Request –
Reproduce this listing in full.

Extracted entries –
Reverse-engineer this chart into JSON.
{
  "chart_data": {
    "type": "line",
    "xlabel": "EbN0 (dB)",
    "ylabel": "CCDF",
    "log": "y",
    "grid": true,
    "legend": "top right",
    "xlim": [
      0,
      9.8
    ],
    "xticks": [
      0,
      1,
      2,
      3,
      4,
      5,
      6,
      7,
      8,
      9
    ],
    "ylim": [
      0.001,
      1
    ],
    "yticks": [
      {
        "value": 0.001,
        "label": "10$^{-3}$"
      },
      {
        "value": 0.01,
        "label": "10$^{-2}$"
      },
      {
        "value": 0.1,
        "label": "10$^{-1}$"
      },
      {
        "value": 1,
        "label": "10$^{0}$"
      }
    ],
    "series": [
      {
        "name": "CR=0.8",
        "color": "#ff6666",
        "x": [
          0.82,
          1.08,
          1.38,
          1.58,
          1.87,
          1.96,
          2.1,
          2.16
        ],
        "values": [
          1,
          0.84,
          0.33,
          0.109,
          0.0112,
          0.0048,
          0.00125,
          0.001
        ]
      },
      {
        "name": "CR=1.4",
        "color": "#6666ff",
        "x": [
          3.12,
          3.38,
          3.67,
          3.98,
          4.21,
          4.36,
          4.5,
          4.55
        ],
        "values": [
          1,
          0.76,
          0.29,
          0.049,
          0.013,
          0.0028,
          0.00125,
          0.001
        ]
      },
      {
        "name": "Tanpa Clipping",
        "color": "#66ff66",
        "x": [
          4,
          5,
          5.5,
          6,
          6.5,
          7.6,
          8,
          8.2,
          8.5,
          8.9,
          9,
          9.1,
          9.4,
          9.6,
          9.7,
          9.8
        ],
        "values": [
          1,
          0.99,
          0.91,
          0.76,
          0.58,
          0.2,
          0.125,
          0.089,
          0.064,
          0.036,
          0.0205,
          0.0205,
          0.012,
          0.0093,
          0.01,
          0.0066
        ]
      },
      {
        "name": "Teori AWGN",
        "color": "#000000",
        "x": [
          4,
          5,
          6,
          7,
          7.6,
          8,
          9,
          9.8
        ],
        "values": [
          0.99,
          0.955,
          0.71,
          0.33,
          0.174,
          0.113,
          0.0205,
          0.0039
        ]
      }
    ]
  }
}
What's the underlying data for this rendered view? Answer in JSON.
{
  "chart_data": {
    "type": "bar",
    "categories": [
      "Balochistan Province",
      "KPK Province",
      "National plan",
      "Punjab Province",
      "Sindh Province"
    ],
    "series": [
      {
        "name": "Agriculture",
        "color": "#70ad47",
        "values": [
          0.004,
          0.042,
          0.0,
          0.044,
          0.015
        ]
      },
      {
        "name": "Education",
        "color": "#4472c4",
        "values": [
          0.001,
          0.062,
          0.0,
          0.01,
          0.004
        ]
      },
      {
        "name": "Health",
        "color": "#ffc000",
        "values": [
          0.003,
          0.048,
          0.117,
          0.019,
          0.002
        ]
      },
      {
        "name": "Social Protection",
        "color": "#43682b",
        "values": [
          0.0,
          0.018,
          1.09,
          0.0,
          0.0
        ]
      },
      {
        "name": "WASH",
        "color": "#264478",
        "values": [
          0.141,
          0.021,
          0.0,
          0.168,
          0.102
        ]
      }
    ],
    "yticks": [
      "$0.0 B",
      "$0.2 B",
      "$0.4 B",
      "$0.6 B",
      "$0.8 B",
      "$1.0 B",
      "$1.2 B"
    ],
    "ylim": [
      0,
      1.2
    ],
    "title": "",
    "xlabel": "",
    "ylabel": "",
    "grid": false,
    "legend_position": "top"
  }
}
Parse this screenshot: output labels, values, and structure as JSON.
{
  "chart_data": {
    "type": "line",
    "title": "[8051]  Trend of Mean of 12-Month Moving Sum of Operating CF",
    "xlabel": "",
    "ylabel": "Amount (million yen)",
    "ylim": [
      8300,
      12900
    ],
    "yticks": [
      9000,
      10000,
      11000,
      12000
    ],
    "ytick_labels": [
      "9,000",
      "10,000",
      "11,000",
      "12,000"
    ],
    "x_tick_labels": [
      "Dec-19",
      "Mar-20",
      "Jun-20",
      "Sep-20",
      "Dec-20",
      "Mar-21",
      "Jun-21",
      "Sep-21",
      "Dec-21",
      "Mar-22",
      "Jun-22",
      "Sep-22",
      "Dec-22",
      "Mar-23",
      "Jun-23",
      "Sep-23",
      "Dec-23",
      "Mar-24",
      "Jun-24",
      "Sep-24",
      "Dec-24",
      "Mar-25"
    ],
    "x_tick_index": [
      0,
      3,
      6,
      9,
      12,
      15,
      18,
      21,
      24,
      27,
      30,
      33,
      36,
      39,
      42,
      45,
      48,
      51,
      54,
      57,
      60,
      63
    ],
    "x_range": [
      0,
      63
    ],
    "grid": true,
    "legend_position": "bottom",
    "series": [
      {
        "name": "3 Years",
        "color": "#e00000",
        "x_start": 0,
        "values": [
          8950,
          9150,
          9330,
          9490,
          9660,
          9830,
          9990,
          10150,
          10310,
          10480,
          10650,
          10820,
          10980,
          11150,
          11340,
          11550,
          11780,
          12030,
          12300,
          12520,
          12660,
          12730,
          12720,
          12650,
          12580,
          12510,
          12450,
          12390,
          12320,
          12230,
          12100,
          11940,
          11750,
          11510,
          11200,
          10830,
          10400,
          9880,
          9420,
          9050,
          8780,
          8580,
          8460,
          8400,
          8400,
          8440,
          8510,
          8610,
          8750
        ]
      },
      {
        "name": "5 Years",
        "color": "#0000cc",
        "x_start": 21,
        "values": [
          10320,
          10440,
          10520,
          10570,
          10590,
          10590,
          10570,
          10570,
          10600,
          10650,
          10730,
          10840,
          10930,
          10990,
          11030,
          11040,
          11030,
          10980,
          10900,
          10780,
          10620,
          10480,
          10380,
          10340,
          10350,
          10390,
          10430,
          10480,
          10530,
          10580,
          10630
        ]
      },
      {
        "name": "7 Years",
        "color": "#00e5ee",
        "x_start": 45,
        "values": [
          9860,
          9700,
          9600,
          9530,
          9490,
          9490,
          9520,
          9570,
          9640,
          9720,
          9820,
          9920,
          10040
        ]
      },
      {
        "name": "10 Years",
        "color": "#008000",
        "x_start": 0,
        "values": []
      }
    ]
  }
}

Final result –
Reverse-engineer this chart into JSON.
{
  "chart_data": {
    "type": "line",
    "xlabel": "EbN0 (dB)",
    "ylabel": "CCDF",
    "log": "y",
    "grid": true,
    "legend": "top right",
    "xlim": [
      0,
      9.8
    ],
    "xticks": [
      0,
      1,
      2,
      3,
      4,
      5,
      6,
      7,
      8,
      9
    ],
    "ylim": [
      0.001,
      1
    ],
    "yticks": [
      {
        "value": 0.001,
        "label": "10$^{-3}$"
      },
      {
        "value": 0.01,
        "label": "10$^{-2}$"
      },
      {
        "value": 0.1,
        "label": "10$^{-1}$"
      },
      {
        "value": 1,
        "label": "10$^{0}$"
      }
    ],
    "series": [
      {
        "name": "CR=0.8",
        "color": "#ff6666",
        "x": [
          0.82,
          1.08,
          1.38,
          1.58,
          1.87,
          1.96,
          2.1,
          2.16
        ],
        "values": [
          1,
          0.84,
          0.33,
          0.109,
          0.0112,
          0.0048,
          0.00125,
          0.001
        ]
      },
      {
        "name": "CR=1.4",
        "color": "#6666ff",
        "x": [
          3.12,
          3.38,
          3.67,
          3.98,
          4.21,
          4.36,
          4.5,
          4.55
        ],
        "values": [
          1,
          0.76,
          0.29,
          0.049,
          0.013,
          0.0028,
          0.00125,
          0.001
        ]
      },
      {
        "name": "Tanpa Clipping",
        "color": "#66ff66",
        "x": [
          4,
          5,
          5.5,
          6,
          6.5,
          7.6,
          8,
          8.2,
          8.5,
          8.9,
          9,
          9.1,
          9.4,
          9.6,
          9.7,
          9.8
        ],
        "values": [
          1,
          0.99,
          0.91,
          0.76,
          0.58,
          0.2,
          0.125,
          0.089,
          0.064,
          0.036,
          0.0205,
          0.0205,
          0.012,
          0.0093,
          0.01,
          0.0066
        ]
      },
      {
        "name": "Teori AWGN",
        "color": "#000000",
        "x": [
          4,
          5,
          6,
          7,
          7.6,
          8,
          9,
          9.8
        ],
        "values": [
          0.99,
          0.955,
          0.71,
          0.33,
          0.174,
          0.113,
          0.0205,
          0.0039
        ]
      }
    ]
  }
}
What's the underlying data for this rendered view? Answer in JSON.
{
  "chart_data": {
    "type": "bar",
    "categories": [
      "Balochistan Province",
      "KPK Province",
      "National plan",
      "Punjab Province",
      "Sindh Province"
    ],
    "series": [
      {
        "name": "Agriculture",
        "color": "#70ad47",
        "values": [
          0.004,
          0.042,
          0.0,
          0.044,
          0.015
        ]
      },
      {
        "name": "Education",
        "color": "#4472c4",
        "values": [
          0.001,
          0.062,
          0.0,
          0.01,
          0.004
        ]
      },
      {
        "name": "Health",
        "color": "#ffc000",
        "values": [
          0.003,
          0.048,
          0.117,
          0.019,
          0.002
        ]
      },
      {
        "name": "Social Protection",
        "color": "#43682b",
        "values": [
          0.0,
          0.018,
          1.09,
          0.0,
          0.0
        ]
      },
      {
        "name": "WASH",
        "color": "#264478",
        "values": [
          0.141,
          0.021,
          0.0,
          0.168,
          0.102
        ]
      }
    ],
    "yticks": [
      "$0.0 B",
      "$0.2 B",
      "$0.4 B",
      "$0.6 B",
      "$0.8 B",
      "$1.0 B",
      "$1.2 B"
    ],
    "ylim": [
      0,
      1.2
    ],
    "title": "",
    "xlabel": "",
    "ylabel": "",
    "grid": false,
    "legend_position": "top"
  }
}
Parse this screenshot: output labels, values, and structure as JSON.
{
  "chart_data": {
    "type": "line",
    "title": "[8051]  Trend of Mean of 12-Month Moving Sum of Operating CF",
    "xlabel": "",
    "ylabel": "Amount (million yen)",
    "ylim": [
      8300,
      12900
    ],
    "yticks": [
      9000,
      10000,
      11000,
      12000
    ],
    "ytick_labels": [
      "9,000",
      "10,000",
      "11,000",
      "12,000"
    ],
    "x_tick_labels": [
      "Dec-19",
      "Mar-20",
      "Jun-20",
      "Sep-20",
      "Dec-20",
      "Mar-21",
      "Jun-21",
      "Sep-21",
      "Dec-21",
      "Mar-22",
      "Jun-22",
      "Sep-22",
      "Dec-22",
      "Mar-23",
      "Jun-23",
      "Sep-23",
      "Dec-23",
      "Mar-24",
      "Jun-24",
      "Sep-24",
      "Dec-24",
      "Mar-25"
    ],
    "x_tick_index": [
      0,
      3,
      6,
      9,
      12,
      15,
      18,
      21,
      24,
      27,
      30,
      33,
      36,
      39,
      42,
      45,
      48,
      51,
      54,
      57,
      60,
      63
    ],
    "x_range": [
      0,
      63
    ],
    "grid": true,
    "legend_position": "bottom",
    "series": [
      {
        "name": "3 Years",
        "color": "#e00000",
        "x_start": 0,
        "values": [
          8950,
          9150,
          9330,
          9490,
          9660,
          9830,
          9990,
          10150,
          10310,
          10480,
          10650,
          10820,
          10980,
          11150,
          11340,
          11550,
          11780,
          12030,
          12300,
          12520,
          12660,
          12730,
          12720,
          12650,
          12580,
          12510,
          12450,
          12390,
          12320,
          12230,
          12100,
          11940,
          11750,
          11510,
          11200,
          10830,
          10400,
          9880,
          9420,
          9050,
          8780,
          8580,
          8460,
          8400,
          8400,
          8440,
          8510,
          8610,
          8750
        ]
      },
      {
        "name": "5 Years",
        "color": "#0000cc",
        "x_start": 21,
        "values": [
          10320,
          10440,
          10520,
          10570,
          10590,
          10590,
          10570,
          10570,
          10600,
          10650,
          10730,
          10840,
          10930,
          10990,
          11030,
          11040,
          11030,
          10980,
          10900,
          10780,
          10620,
          10480,
          10380,
          10340,
          10350,
          10390,
          10430,
          10480,
          10530,
          10580,
          10630
        ]
      },
      {
        "name": "7 Years",
        "color": "#00e5ee",
        "x_start": 45,
        "values": [
          9860,
          9700,
          9600,
          9530,
          9490,
          9490,
          9520,
          9570,
          9640,
          9720,
          9820,
          9920,
          10040
        ]
      },
      {
        "name": "10 Years",
        "color": "#008000",
        "x_start": 0,
        "values": []
      }
    ]
  }
}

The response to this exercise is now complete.